======== Dataset entries ========

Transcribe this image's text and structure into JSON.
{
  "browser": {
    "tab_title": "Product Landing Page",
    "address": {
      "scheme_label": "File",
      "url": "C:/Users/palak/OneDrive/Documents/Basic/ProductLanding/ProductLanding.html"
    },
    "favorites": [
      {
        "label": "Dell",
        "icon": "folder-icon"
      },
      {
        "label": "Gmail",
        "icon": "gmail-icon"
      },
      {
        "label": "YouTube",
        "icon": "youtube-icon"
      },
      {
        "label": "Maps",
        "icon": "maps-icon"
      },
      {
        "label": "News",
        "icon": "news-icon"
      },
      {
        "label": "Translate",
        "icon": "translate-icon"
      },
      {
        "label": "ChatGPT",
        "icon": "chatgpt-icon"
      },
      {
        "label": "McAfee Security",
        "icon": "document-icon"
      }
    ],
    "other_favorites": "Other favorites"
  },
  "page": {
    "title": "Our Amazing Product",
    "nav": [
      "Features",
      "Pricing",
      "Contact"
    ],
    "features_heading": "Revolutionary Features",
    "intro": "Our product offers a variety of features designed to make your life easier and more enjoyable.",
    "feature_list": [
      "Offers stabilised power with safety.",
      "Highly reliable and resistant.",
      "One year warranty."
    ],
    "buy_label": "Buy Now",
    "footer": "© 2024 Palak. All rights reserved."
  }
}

========

## Work instructions
Extract all of the data above without altering anything.

## Solution
Transcribe this image's text and structure into JSON.
{
  "browser": {
    "tab_title": "Product Landing Page",
    "address": {
      "scheme_label": "File",
      "url": "C:/Users/palak/OneDrive/Documents/Basic/ProductLanding/ProductLanding.html"
    },
    "favorites": [
      {
        "label": "Dell",
        "icon": "folder-icon"
      },
      {
        "label": "Gmail",
        "icon": "gmail-icon"
      },
      {
        "label": "YouTube",
        "icon": "youtube-icon"
      },
      {
        "label": "Maps",
        "icon": "maps-icon"
      },
      {
        "label": "News",
        "icon": "news-icon"
      },
      {
        "label": "Translate",
        "icon": "translate-icon"
      },
      {
        "label": "ChatGPT",
        "icon": "chatgpt-icon"
      },
      {
        "label": "McAfee Security",
        "icon": "document-icon"
      }
    ],
    "other_favorites": "Other favorites"
  },
  "page": {
    "title": "Our Amazing Product",
    "nav": [
      "Features",
      "Pricing",
      "Contact"
    ],
    "features_heading": "Revolutionary Features",
    "intro": "Our product offers a variety of features designed to make your life easier and more enjoyable.",
    "feature_list": [
      "Offers stabilised power with safety.",
      "Highly reliable and resistant.",
      "One year warranty."
    ],
    "buy_label": "Buy Now",
    "footer": "© 2024 Palak. All rights reserved."
  }
}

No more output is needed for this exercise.